Compile every line that includes the word "石墨炉原子吸收分光光度法".

★ ★ ★ ★ ★

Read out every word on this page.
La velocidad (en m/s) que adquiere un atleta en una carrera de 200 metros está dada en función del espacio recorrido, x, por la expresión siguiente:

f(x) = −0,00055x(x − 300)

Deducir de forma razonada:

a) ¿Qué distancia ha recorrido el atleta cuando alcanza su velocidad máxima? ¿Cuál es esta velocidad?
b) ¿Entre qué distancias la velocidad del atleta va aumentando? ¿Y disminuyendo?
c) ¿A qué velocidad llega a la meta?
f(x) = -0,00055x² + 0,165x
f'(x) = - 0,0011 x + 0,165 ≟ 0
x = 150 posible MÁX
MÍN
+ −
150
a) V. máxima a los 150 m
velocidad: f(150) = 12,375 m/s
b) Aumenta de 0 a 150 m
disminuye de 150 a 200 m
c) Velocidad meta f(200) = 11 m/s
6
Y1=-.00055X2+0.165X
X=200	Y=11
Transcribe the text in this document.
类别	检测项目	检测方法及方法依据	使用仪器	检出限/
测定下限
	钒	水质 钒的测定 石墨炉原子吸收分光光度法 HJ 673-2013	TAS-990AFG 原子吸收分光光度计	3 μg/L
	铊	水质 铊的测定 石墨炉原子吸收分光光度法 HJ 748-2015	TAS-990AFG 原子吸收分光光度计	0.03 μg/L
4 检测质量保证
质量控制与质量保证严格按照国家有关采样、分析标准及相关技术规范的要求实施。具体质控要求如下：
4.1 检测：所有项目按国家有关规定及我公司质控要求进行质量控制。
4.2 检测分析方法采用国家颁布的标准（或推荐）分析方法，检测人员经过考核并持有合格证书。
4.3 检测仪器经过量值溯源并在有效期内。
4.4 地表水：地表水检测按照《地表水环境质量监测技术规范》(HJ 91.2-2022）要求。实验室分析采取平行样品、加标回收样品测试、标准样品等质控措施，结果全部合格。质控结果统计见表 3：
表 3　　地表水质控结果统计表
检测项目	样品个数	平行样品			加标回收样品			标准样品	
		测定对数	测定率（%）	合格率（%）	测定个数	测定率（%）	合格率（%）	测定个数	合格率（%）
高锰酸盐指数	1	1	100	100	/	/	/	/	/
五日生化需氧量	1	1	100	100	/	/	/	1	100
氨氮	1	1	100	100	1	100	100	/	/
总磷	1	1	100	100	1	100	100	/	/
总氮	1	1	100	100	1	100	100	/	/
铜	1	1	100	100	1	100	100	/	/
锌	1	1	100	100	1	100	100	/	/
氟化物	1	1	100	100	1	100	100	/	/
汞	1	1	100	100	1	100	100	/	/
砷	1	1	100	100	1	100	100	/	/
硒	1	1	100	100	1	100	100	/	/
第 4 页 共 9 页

★ ★ ★ ★ ★

Written response
	钒	水质 钒的测定 石墨炉原子吸收分光光度法 HJ 673-2013	TAS-990AFG 原子吸收分光光度计	3 μg/L
	铊	水质 铊的测定 石墨炉原子吸收分光光度法 HJ 748-2015	TAS-990AFG 原子吸收分光光度计	0.03 μg/L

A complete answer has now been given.